Directions for this task:
In the material below, how many lines include the word "năng"? Write only the number.

--- Exercise material Enclosed Below ---

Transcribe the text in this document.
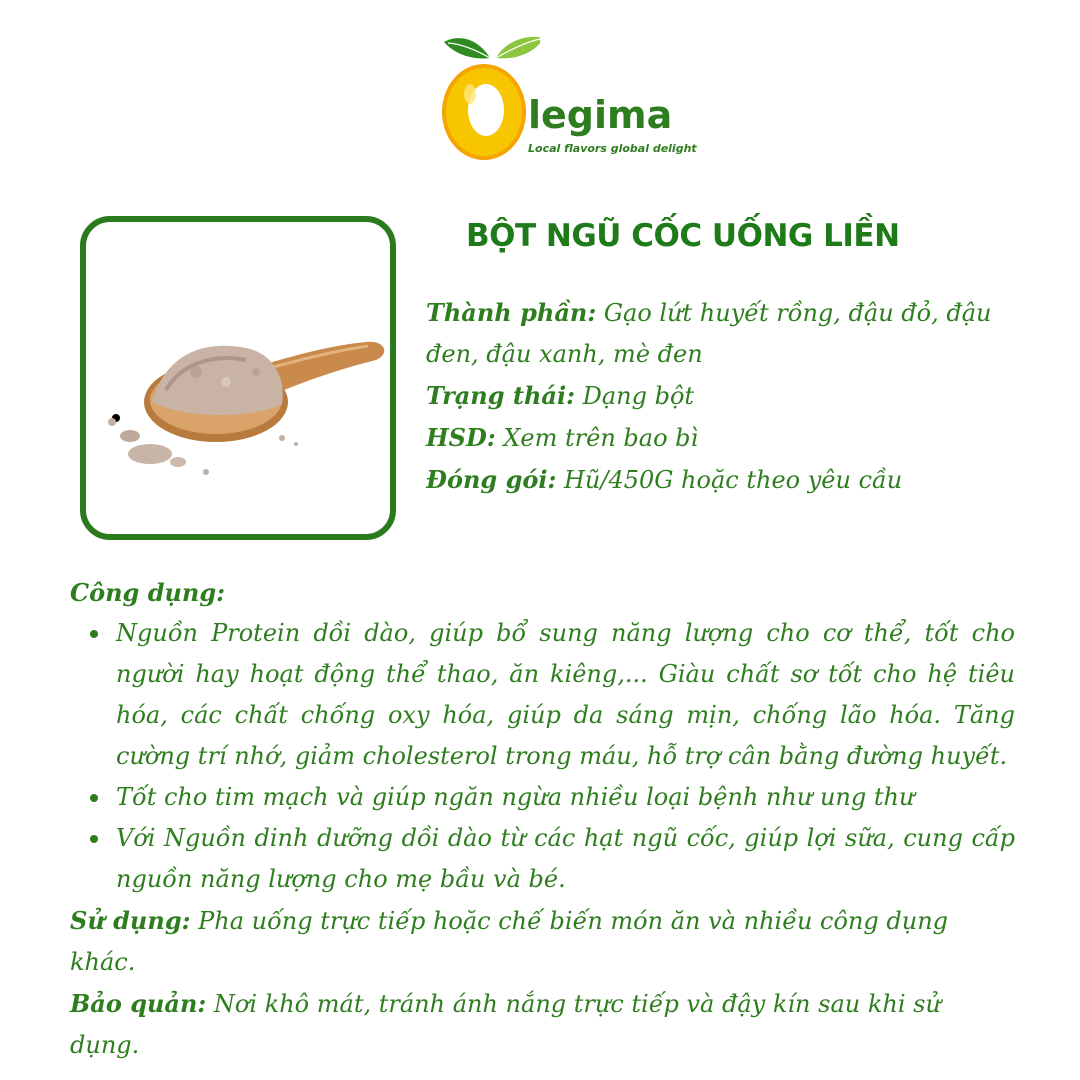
legima
Local flavors global delight
BỘT NGŨ CỐC UỐNG LIỀN
Thành phần: Gạo lứt huyết rồng, đậu đỏ, đậu đen, đậu xanh, mè đen
Trạng thái: Dạng bột
HSD: Xem trên bao bì
Đóng gói: Hũ/450G hoặc theo yêu cầu
Công dụng:
Nguồn Protein dồi dào, giúp bổ sung năng lượng cho cơ thể, tốt cho người hay hoạt động thể thao, ăn kiêng,... Giàu chất sơ tốt cho hệ tiêu hóa, các chất chống oxy hóa, giúp da sáng mịn, chống lão hóa. Tăng cường trí nhớ, giảm cholesterol trong máu, hỗ trợ cân bằng đường huyết.
Tốt cho tim mạch và giúp ngăn ngừa nhiều loại bệnh như ung thư
Với Nguồn dinh dưỡng dồi dào từ các hạt ngũ cốc, giúp lợi sữa, cung cấp nguồn năng lượng cho mẹ bầu và bé.
Sử dụng: Pha uống trực tiếp hoặc chế biến món ăn và nhiều công dụng khác.
Bảo quản: Nơi khô mát, tránh ánh nắng trực tiếp và đậy kín sau khi sử dụng.
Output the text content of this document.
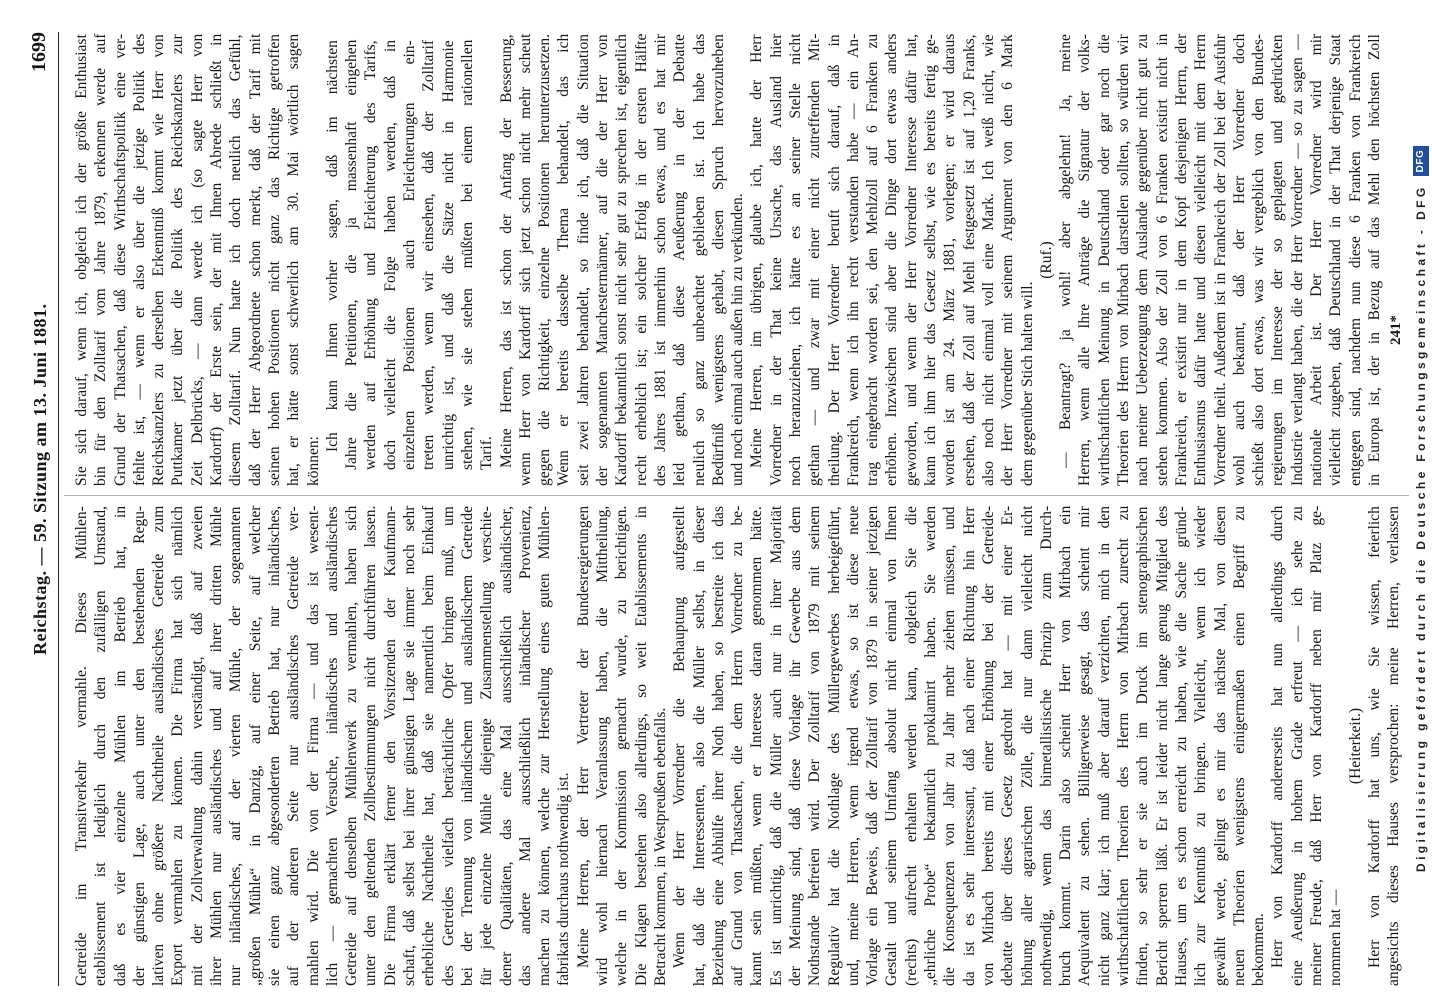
Reichstag. — 59. Sitzung am 13. Juni 1881.
1699
Getreide im Transitverkehr vermahle. Dieses Mühlen- etablissement ist lediglich durch den zufälligen Umstand, daß es vier einzelne Mühlen im Betrieb hat, in der günstigen Lage, auch unter den bestehenden Regu- lativen ohne größere Nachtheile ausländisches Getreide zum Export vermahlen zu können. Die Firma hat sich nämlich mit der Zollverwaltung dahin verständigt, daß auf zweien ihrer Mühlen nur ausländisches und auf ihrer dritten Mühle nur inländisches, auf der vierten Mühle, der sogenannten „großen Mühle“ in Danzig, auf einer Seite, auf welcher sie einen ganz abgesonderten Betrieb hat, nur inländisches, auf der anderen Seite nur ausländisches Getreide ver- mahlen wird. Die von der Firma — und das ist wesent- lich — gemachten Versuche, inländisches und ausländisches Getreide auf denselben Mühlenwerk zu vermahlen, haben sich unter den geltenden Zollbestimmungen nicht durchführen lassen. Die Firma erklärt ferner den Vorsitzenden der Kaufmann- schaft, daß selbst bei ihrer günstigen Lage sie immer noch sehr erhebliche Nachtheile hat, daß sie namentlich beim Einkauf des Getreides vielfach beträchtliche Opfer bringen muß, um bei der Trennung von inländischem und ausländischem Getreide für jede einzelne Mühle diejenige Zusammenstellung verschie- dener Qualitäten, das eine Mal ausschließlich ausländischer, das andere Mal ausschließlich inländischer Provenienz, machen zu können, welche zur Herstellung eines guten Mühlen- fabrikats durchaus nothwendig ist. Meine Herren, der Herr Vertreter der Bundesregierungen wird wohl hiernach Veranlassung haben, die Mittheilung, welche in der Kommission gemacht wurde, zu berichtigen. Die Klagen bestehen also allerdings, so weit Etablissements in Betracht kommen, in Westpreußen ebenfalls. Wenn der Herr Vorredner die Behauptung aufgestellt hat, daß die Interessenten, also die Müller selbst, in dieser Beziehung eine Abhülfe ihrer Noth haben, so bestreite ich das auf Grund von Thatsachen, die dem Herrn Vorredner zu be- kannt sein müßten, wenn er Interesse daran genommen hätte. Es ist unrichtig, daß die Müller auch nur in ihrer Majorität der Meinung sind, daß diese Vorlage ihr Gewerbe aus dem Nothstande befreien wird. Der Zolltarif von 1879 mit seinem Regulativ hat die Nothlage des Müllergewerbes herbeigeführt, und, meine Herren, wenn irgend etwas, so ist diese neue Vorlage ein Beweis, daß der Zolltarif von 1879 in seiner jetzigen Gestalt und seinem Umfang absolut nicht einmal von Ihnen (rechts) aufrecht erhalten werden kann, obgleich Sie die „ehrliche Probe“ bekanntlich proklamirt haben. Sie werden die Konsequenzen von Jahr zu Jahr mehr ziehen müssen, und da ist es sehr interessant, daß nach einer Richtung hin Herr von Mirbach bereits mit einer Erhöhung bei der Getreide- debatte über dieses Gesetz gedroht hat — mit einer Er- höhung aller agrarischen Zölle, die nur dann vielleicht nicht nothwendig, wenn das bimetallistische Prinzip zum Durch- bruch kommt. Darin also scheint Herr von Mirbach ein Aequivalent zu sehen. Billigerweise gesagt, das scheint mir nicht ganz klar; ich muß aber darauf verzichten, mich in den wirthschaftlichen Theorien des Herrn von Mirbach zurecht zu finden, so sehr er sie auch im Druck im stenographischen Bericht sperren läßt. Er ist leider nicht lange genug Mitglied des Hauses, um es schon erreicht zu haben, wie die Sache gründ- lich zur Kenntniß zu bringen. Vielleicht, wenn ich wieder gewählt werde, gelingt es mir das nächste Mal, von diesen neuen Theorien wenigstens einigermaßen einen Begriff zu bekommen. Herr von Kardorff andererseits hat nun allerdings durch eine Aeußerung in hohem Grade erfreut — ich sehe zu meiner Freude, daß Herr von Kardorff neben mir Platz ge- nommen hat —
(Heiterkeit.) Herr von Kardorff hat uns, wie Sie wissen, feierlich angesichts dieses Hauses versprochen: meine Herren, verlassen
Sie sich darauf, wenn ich, obgleich ich der größte Enthusiast bin für den Zolltarif vom Jahre 1879, erkennen werde auf Grund der Thatsachen, daß diese Wirthschaftspolitik eine ver- fehlte ist, — wenn er also über die jetzige Politik des Reichskanzlers zu derselben Erkenntniß kommt wie Herr von Puttkamer jetzt über die Politik des Reichskanzlers zur Zeit Delbrücks, — dann werde ich (so sagte Herr von Kardorff) der Erste sein, der mit Ihnen Abrede schließt in diesem Zolltarif. Nun hatte ich doch neulich das Gefühl, daß der Herr Abgeordnete schon merkt, daß der Tarif mit seinen hohen Positionen nicht ganz das Richtige getroffen hat, er hätte sonst schwerlich am 30. Mai wörtlich sagen können:
Ich kann Ihnen vorher sagen, daß im nächsten Jahre die Petitionen, die ja massenhaft eingehen werden auf Erhöhung und Erleichterung des Tarifs, doch vielleicht die Folge haben werden, daß in einzelnen Positionen auch Erleichterungen ein- treten werden, wenn wir einsehen, daß der Zolltarif unrichtig ist, und daß die Sätze nicht in Harmonie stehen, wie sie stehen müßten bei einem rationellen Tarif. Meine Herren, das ist schon der Anfang der Besserung, wenn Herr von Kardorff sich jetzt schon nicht mehr scheut gegen die Richtigkeit, einzelne Positionen herunterzusetzen. Wenn er bereits dasselbe Thema behandelt, das ich seit zwei Jahren behandelt, so finde ich, daß die Situation der sogenannten Manchestermänner, auf die der Herr von Kardorff bekanntlich sonst nicht sehr gut zu sprechen ist, eigentlich recht erheblich ist; ein solcher Erfolg in der ersten Hälfte des Jahres 1881 ist immerhin schon etwas, und es hat mir leid gethan, daß diese Aeußerung in der Debatte neulich so ganz unbeachtet geblieben ist. Ich habe das Bedürfniß wenigstens gehabt, diesen Spruch hervorzuheben und noch einmal auch außen hin zu verkünden. Meine Herren, im übrigen, glaube ich, hatte der Herr Vorredner in der That keine Ursache, das Ausland hier noch heranzuziehen, ich hätte es an seiner Stelle nicht gethan — und zwar mit einer nicht zutreffenden Mit- theilung. Der Herr Vorredner beruft sich darauf, daß in Frankreich, wenn ich ihn recht verstanden habe — ein An- trag eingebracht worden sei, den Mehlzoll auf 6 Franken zu erhöhen. Inzwischen sind aber die Dinge dort etwas anders geworden, und wenn der Herr Vorredner Interesse dafür hat, kann ich ihm hier das Gesetz selbst, wie es bereits fertig ge- worden ist am 24. März 1881, vorlegen; er wird daraus ersehen, daß der Zoll auf Mehl festgesetzt ist auf 1,20 Franks, also noch nicht einmal voll eine Mark. Ich weiß nicht, wie der Herr Vorredner mit seinem Argument von den 6 Mark dem gegenüber Stich halten will.
(Ruf.) — Beantragt? ja wohl! aber abgelehnt! Ja, meine Herren, wenn alle Ihre Anträge die Signatur der volks- wirthschaftlichen Meinung in Deutschland oder gar noch die Theorien des Herrn von Mirbach darstellen sollten, so würden wir nach meiner Ueberzeugung dem Auslande gegenüber nicht gut zu stehen kommen. Also der Zoll von 6 Franken existirt nicht in Frankreich, er existirt nur in dem Kopf desjenigen Herrn, der Enthusiasmus dafür hatte und diesen vielleicht mit dem Herrn Vorredner theilt. Außerdem ist in Frankreich der Zoll bei der Ausfuhr wohl auch bekannt, daß der Herr Vorredner doch schießt also dort etwas, was wir vergeblich von den Bundes- regierungen im Interesse der so geplagten und gedrückten Industrie verlangt haben, die der Herr Vorredner — so zu sagen — nationale Arbeit ist. Der Herr Vorredner wird mir vielleicht zugeben, daß Deutschland in der That derjenige Staat entgegen sind, nachdem nun diese 6 Franken von Frankreich in Europa ist, der in Bezug auf das Mehl den höchsten Zoll 241* Digitalisierung gefördert durch die Deutsche Forschungsgemeinschaft - DFG
DFG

--- End of Enclosed Exercise material ---

Answer to the exercise:
2